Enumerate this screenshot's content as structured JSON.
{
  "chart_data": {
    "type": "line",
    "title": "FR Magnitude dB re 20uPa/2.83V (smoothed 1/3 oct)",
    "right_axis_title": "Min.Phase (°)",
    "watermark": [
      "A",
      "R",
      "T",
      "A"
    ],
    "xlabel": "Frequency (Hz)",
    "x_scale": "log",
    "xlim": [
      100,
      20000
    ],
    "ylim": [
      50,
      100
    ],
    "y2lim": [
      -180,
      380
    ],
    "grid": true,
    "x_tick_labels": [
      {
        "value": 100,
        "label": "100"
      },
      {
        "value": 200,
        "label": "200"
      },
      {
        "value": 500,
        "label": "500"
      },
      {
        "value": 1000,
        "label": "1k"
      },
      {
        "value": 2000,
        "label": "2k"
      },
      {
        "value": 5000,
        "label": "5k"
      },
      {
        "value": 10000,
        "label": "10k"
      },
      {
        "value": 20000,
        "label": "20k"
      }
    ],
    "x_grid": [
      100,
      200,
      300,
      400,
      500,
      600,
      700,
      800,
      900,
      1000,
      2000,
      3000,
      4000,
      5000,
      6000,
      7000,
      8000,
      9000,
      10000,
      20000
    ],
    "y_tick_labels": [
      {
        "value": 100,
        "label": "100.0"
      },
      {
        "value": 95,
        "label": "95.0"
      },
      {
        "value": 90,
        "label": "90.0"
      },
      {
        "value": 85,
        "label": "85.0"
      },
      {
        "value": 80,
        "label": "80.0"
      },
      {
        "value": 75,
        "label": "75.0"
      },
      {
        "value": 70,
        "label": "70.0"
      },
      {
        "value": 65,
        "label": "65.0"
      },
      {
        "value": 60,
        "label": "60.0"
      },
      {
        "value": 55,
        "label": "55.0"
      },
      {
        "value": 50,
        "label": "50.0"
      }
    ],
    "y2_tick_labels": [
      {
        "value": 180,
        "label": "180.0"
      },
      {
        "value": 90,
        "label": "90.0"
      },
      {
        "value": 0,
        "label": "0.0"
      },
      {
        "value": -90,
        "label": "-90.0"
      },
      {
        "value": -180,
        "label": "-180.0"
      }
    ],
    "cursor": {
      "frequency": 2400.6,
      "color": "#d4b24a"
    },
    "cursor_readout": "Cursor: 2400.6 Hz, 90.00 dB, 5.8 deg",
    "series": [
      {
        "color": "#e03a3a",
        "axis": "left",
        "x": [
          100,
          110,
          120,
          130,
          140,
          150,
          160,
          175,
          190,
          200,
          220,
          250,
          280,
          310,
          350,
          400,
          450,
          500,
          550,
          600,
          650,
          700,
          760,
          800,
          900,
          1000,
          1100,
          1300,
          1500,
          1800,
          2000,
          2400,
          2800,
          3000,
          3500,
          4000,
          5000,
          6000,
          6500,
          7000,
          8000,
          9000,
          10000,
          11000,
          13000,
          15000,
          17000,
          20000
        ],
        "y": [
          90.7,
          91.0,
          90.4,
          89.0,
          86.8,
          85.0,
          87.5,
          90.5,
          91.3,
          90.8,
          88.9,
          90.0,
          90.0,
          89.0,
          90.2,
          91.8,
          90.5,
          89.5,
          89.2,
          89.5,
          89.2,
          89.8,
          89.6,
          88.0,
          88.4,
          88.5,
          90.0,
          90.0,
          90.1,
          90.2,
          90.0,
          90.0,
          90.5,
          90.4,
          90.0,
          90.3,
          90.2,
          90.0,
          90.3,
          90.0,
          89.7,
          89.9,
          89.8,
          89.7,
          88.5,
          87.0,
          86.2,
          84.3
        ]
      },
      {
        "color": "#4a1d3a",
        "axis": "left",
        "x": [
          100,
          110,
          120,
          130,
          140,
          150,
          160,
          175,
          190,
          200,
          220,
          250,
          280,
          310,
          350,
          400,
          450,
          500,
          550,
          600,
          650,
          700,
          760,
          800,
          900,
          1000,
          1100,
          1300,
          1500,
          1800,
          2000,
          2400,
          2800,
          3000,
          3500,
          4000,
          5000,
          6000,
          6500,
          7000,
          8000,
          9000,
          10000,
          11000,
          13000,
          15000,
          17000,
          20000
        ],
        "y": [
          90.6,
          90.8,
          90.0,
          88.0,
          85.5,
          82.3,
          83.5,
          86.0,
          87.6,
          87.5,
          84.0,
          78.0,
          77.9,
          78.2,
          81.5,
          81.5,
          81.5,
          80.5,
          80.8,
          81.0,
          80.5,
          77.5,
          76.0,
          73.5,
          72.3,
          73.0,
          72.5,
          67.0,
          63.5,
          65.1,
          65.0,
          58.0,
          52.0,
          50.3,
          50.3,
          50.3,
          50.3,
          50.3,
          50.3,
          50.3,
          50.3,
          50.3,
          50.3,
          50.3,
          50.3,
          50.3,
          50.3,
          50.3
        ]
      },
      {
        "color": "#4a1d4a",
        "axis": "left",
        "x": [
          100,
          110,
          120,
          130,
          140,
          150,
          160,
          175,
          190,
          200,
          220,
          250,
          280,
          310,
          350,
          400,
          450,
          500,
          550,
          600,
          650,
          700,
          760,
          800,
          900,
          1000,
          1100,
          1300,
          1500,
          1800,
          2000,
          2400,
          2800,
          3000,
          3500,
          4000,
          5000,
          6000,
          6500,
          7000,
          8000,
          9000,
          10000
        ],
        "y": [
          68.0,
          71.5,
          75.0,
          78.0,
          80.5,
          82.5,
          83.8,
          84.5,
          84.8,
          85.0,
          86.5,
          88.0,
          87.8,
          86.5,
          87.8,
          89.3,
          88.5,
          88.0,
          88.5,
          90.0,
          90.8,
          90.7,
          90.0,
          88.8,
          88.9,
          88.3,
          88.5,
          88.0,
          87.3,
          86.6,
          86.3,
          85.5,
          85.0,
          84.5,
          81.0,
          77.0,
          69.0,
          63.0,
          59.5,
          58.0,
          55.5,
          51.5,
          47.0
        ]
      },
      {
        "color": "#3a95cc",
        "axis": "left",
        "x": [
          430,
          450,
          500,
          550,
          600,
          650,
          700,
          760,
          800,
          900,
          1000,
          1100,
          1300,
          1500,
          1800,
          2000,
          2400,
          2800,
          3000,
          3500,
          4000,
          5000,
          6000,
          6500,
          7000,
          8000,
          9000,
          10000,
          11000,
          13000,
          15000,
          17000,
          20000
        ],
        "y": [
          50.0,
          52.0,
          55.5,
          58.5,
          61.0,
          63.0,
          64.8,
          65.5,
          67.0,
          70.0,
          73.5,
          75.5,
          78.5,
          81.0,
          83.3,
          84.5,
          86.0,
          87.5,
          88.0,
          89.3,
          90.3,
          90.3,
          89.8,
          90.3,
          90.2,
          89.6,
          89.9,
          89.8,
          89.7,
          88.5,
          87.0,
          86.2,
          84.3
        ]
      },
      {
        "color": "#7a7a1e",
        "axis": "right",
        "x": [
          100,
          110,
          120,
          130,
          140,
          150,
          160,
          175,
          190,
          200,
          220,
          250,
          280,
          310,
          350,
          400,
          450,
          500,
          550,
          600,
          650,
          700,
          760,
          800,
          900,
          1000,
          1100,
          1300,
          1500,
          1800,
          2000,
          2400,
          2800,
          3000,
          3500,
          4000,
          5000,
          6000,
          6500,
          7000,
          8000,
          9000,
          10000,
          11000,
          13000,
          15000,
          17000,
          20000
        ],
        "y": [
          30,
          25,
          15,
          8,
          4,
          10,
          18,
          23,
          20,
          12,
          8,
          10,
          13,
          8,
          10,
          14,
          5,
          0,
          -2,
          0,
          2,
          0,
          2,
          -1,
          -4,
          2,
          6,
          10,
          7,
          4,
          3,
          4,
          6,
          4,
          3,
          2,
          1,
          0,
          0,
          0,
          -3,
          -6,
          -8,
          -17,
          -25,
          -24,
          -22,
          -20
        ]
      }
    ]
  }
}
┄┄┄┄┄┄
Work to be completed |
Lines in the records that hold the word "color" are to be counted; give only the total.

The result |
6